◆ **THE EXERCISE**: Gather up all lines that carry the word "purple".

(Entries with figure data)

===

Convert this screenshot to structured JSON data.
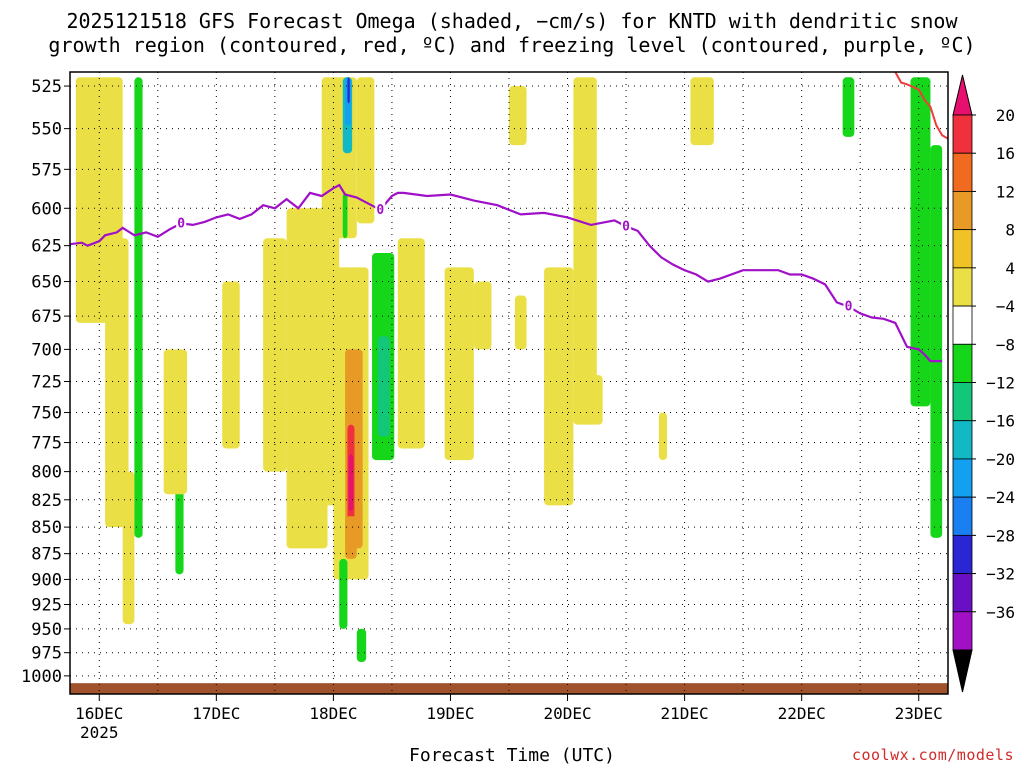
{
  "header": {
    "title_line1": "2025121518 GFS Forecast Omega (shaded, −cm/s) for KNTD with dendritic snow",
    "title_line2": "growth region (contoured, red, ºC) and freezing level (contoured, purple, ºC)"
  },
  "footer": {
    "xlabel": "Forecast Time (UTC)",
    "credit": "coolwx.com/models"
  },
  "chart_data": {
    "type": "heatmap",
    "title": "2025121518 GFS Forecast Omega (shaded, −cm/s) for KNTD with dendritic snow growth region (contoured, red, ºC) and freezing level (contoured, purple, ºC)",
    "xlabel": "Forecast Time (UTC)",
    "ylabel": "",
    "y_scale": "pressure (reversed)",
    "y_ticks": [
      525,
      550,
      575,
      600,
      625,
      650,
      675,
      700,
      725,
      750,
      775,
      800,
      825,
      850,
      875,
      900,
      925,
      950,
      975,
      1000
    ],
    "x_ticks": [
      "16DEC",
      "17DEC",
      "18DEC",
      "19DEC",
      "20DEC",
      "21DEC",
      "22DEC",
      "23DEC"
    ],
    "x_year_label": "2025",
    "xlim_days": [
      15.75,
      23.25
    ],
    "ylim_hpa": [
      1020,
      517
    ],
    "grid": true,
    "colorbar": {
      "labels": [
        "20",
        "16",
        "12",
        "8",
        "4",
        "−4",
        "−8",
        "−12",
        "−16",
        "−20",
        "−24",
        "−28",
        "−32",
        "−36"
      ],
      "colors": [
        "#e8106e",
        "#f0303c",
        "#f06a20",
        "#e79b26",
        "#efc226",
        "#ebdf46",
        "#ffffff",
        "#16d61a",
        "#12c67a",
        "#12b9c4",
        "#14a0f0",
        "#1a7ff0",
        "#2b26d4",
        "#6a10c4",
        "#a110c4",
        "#a0a0a0"
      ]
    },
    "freezing_level": {
      "label": "0",
      "color": "#a010c8",
      "x_days": [
        15.75,
        15.85,
        15.9,
        16.0,
        16.05,
        16.15,
        16.2,
        16.3,
        16.4,
        16.5,
        16.6,
        16.7,
        16.8,
        16.9,
        17.0,
        17.1,
        17.2,
        17.3,
        17.4,
        17.5,
        17.6,
        17.7,
        17.8,
        17.9,
        18.0,
        18.05,
        18.1,
        18.2,
        18.3,
        18.4,
        18.5,
        18.55,
        18.6,
        18.8,
        19.0,
        19.2,
        19.4,
        19.6,
        19.8,
        20.0,
        20.2,
        20.4,
        20.5,
        20.6,
        20.7,
        20.8,
        20.9,
        21.0,
        21.1,
        21.2,
        21.3,
        21.5,
        21.7,
        21.8,
        21.9,
        22.0,
        22.1,
        22.2,
        22.3,
        22.4,
        22.5,
        22.6,
        22.7,
        22.8,
        22.9,
        23.0,
        23.05,
        23.1,
        23.2
      ],
      "y_hpa": [
        624,
        623,
        625,
        622,
        618,
        616,
        613,
        618,
        616,
        619,
        614,
        610,
        611,
        609,
        606,
        604,
        607,
        604,
        598,
        600,
        594,
        600,
        590,
        592,
        587,
        585,
        591,
        593,
        597,
        601,
        592,
        590,
        590,
        592,
        591,
        595,
        598,
        604,
        603,
        606,
        611,
        608,
        612,
        615,
        625,
        633,
        638,
        642,
        645,
        650,
        648,
        642,
        642,
        642,
        645,
        645,
        648,
        652,
        665,
        668,
        673,
        676,
        677,
        680,
        698,
        700,
        704,
        709,
        709
      ]
    },
    "dendritic_snow_contour": {
      "color": "#f03c3c",
      "x_days": [
        22.8,
        22.85,
        22.9,
        23.0,
        23.05,
        23.1,
        23.15,
        23.2,
        23.25
      ],
      "y_hpa": [
        517,
        523,
        524,
        527,
        533,
        537,
        548,
        554,
        556
      ]
    }
  }
}
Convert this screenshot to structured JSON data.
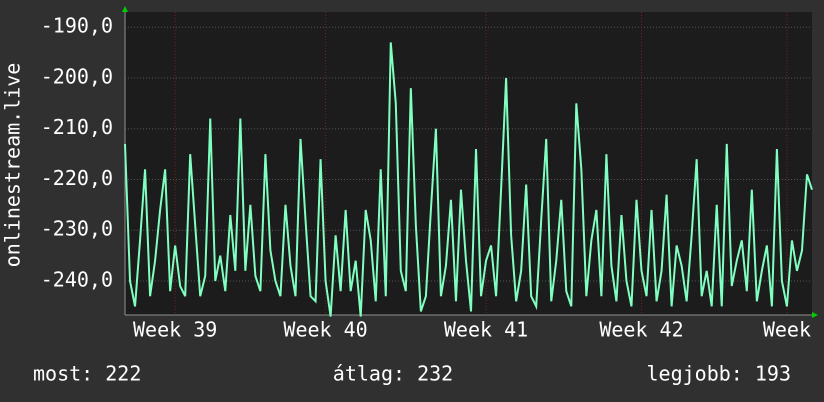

===

◆ **FINISHED TASK**:
    "title_line2": "growth region (contoured, red, ºC) and freezing level (contoured, purple, ºC)"
    "title": "2025121518 GFS Forecast Omega (shaded, −cm/s) for KNTD with dendritic snow growth region (contoured, red, ºC) and freezing level (contoured, purple, ºC)",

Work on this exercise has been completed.